» Task directions: Print out each entry below exactly, please.

····················

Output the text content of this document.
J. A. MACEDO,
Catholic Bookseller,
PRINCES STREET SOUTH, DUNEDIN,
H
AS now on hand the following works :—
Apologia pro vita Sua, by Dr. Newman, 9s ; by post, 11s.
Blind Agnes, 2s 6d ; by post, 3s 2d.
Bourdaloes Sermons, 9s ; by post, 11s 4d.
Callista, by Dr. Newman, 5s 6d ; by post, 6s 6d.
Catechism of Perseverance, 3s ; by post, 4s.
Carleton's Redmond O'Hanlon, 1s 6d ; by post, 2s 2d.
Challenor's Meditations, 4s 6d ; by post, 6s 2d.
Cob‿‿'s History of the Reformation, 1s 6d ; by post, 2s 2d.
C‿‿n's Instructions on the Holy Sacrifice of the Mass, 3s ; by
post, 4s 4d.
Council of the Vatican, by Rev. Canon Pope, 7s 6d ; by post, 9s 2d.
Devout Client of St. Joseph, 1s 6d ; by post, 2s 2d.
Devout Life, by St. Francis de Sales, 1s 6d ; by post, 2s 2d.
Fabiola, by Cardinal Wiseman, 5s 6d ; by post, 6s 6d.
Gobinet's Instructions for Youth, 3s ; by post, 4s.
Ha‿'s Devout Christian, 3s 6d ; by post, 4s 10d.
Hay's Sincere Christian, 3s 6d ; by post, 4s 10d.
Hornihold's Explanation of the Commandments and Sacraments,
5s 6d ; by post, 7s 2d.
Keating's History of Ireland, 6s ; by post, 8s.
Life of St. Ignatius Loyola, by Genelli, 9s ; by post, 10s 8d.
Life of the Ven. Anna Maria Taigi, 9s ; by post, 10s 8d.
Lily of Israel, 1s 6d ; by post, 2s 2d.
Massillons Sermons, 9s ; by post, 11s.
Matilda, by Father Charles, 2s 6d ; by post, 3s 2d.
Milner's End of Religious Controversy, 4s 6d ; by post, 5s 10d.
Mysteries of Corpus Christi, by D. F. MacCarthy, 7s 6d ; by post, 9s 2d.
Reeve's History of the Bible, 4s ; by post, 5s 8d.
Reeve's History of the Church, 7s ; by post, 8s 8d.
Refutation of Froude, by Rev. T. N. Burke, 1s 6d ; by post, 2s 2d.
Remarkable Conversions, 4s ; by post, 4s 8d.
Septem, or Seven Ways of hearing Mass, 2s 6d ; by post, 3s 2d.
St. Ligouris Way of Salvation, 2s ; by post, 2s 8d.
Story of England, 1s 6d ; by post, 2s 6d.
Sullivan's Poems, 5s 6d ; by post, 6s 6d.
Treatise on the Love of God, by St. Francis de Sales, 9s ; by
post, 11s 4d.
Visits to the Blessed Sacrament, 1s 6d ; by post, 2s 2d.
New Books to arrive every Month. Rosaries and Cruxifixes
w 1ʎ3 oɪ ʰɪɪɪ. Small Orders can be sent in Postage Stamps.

····················

» Written response:
Output the text content of this document.
J. A. MACEDO,
Catholic Bookseller,
PRINCES STREET SOUTH, DUNEDIN,
H
AS now on hand the following works :—
Apologia pro vita Sua, by Dr. Newman, 9s ; by post, 11s.
Blind Agnes, 2s 6d ; by post, 3s 2d.
Bourdaloes Sermons, 9s ; by post, 11s 4d.
Callista, by Dr. Newman, 5s 6d ; by post, 6s 6d.
Catechism of Perseverance, 3s ; by post, 4s.
Carleton's Redmond O'Hanlon, 1s 6d ; by post, 2s 2d.
Challenor's Meditations, 4s 6d ; by post, 6s 2d.
Cob‿‿'s History of the Reformation, 1s 6d ; by post, 2s 2d.
C‿‿n's Instructions on the Holy Sacrifice of the Mass, 3s ; by
post, 4s 4d.
Council of the Vatican, by Rev. Canon Pope, 7s 6d ; by post, 9s 2d.
Devout Client of St. Joseph, 1s 6d ; by post, 2s 2d.
Devout Life, by St. Francis de Sales, 1s 6d ; by post, 2s 2d.
Fabiola, by Cardinal Wiseman, 5s 6d ; by post, 6s 6d.
Gobinet's Instructions for Youth, 3s ; by post, 4s.
Ha‿'s Devout Christian, 3s 6d ; by post, 4s 10d.
Hay's Sincere Christian, 3s 6d ; by post, 4s 10d.
Hornihold's Explanation of the Commandments and Sacraments,
5s 6d ; by post, 7s 2d.
Keating's History of Ireland, 6s ; by post, 8s.
Life of St. Ignatius Loyola, by Genelli, 9s ; by post, 10s 8d.
Life of the Ven. Anna Maria Taigi, 9s ; by post, 10s 8d.
Lily of Israel, 1s 6d ; by post, 2s 2d.
Massillons Sermons, 9s ; by post, 11s.
Matilda, by Father Charles, 2s 6d ; by post, 3s 2d.
Milner's End of Religious Controversy, 4s 6d ; by post, 5s 10d.
Mysteries of Corpus Christi, by D. F. MacCarthy, 7s 6d ; by post, 9s 2d.
Reeve's History of the Bible, 4s ; by post, 5s 8d.
Reeve's History of the Church, 7s ; by post, 8s 8d.
Refutation of Froude, by Rev. T. N. Burke, 1s 6d ; by post, 2s 2d.
Remarkable Conversions, 4s ; by post, 4s 8d.
Septem, or Seven Ways of hearing Mass, 2s 6d ; by post, 3s 2d.
St. Ligouris Way of Salvation, 2s ; by post, 2s 8d.
Story of England, 1s 6d ; by post, 2s 6d.
Sullivan's Poems, 5s 6d ; by post, 6s 6d.
Treatise on the Love of God, by St. Francis de Sales, 9s ; by
post, 11s 4d.
Visits to the Blessed Sacrament, 1s 6d ; by post, 2s 2d.
New Books to arrive every Month. Rosaries and Cruxifixes
w 1ʎ3 oɪ ʰɪɪɪ. Small Orders can be sent in Postage Stamps.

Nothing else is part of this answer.